[Given records start]
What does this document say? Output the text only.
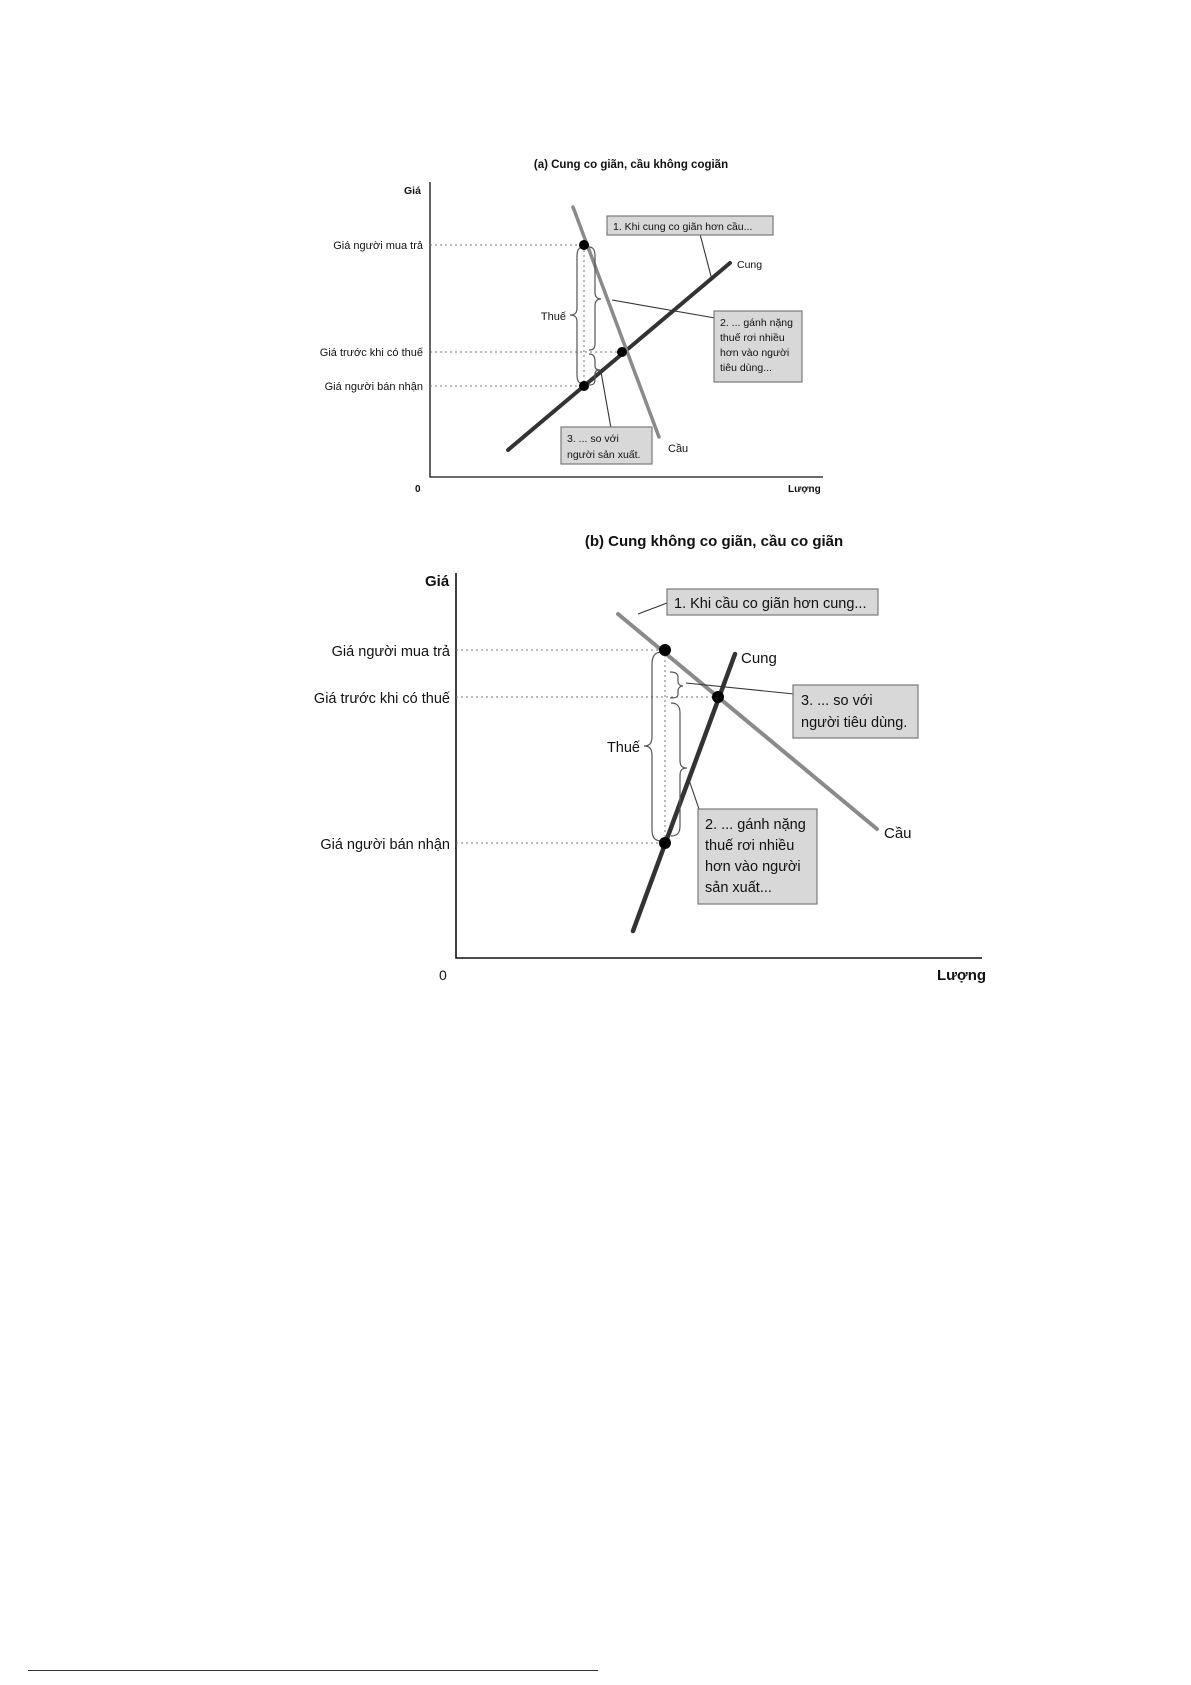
(a) Cung co giãn, cầu không cogiãn
Giá
Lượng
0
Giá người mua trả
Giá trước khi có thuế
Giá người bán nhận
Thuế
Cung
Cầu
1. Khi cung co giãn hơn cầu...
2. ... gánh nặng
thuế rơi nhiều
hơn vào người
tiêu dùng...
3. ... so với
người sản xuất.
(b) Cung không co giãn, cầu co giãn
Giá
Lượng
0
Giá người mua trả
Giá trước khi có thuế
Giá người bán nhận
Thuế
Cung
Cầu
1. Khi cầu co giãn hơn cung...
3. ... so với
người tiêu dùng.
2. ... gánh nặng
thuế rơi nhiều
hơn vào người
sản xuất...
[Given records end]
◆ Given exercise ◆
Extract each line holding the word "giãn" from the records.

◆ Answer for the task ◆
(a) Cung co giãn, cầu không cogiãn
1. Khi cung co giãn hơn cầu...
(b) Cung không co giãn, cầu co giãn
1. Khi cầu co giãn hơn cung...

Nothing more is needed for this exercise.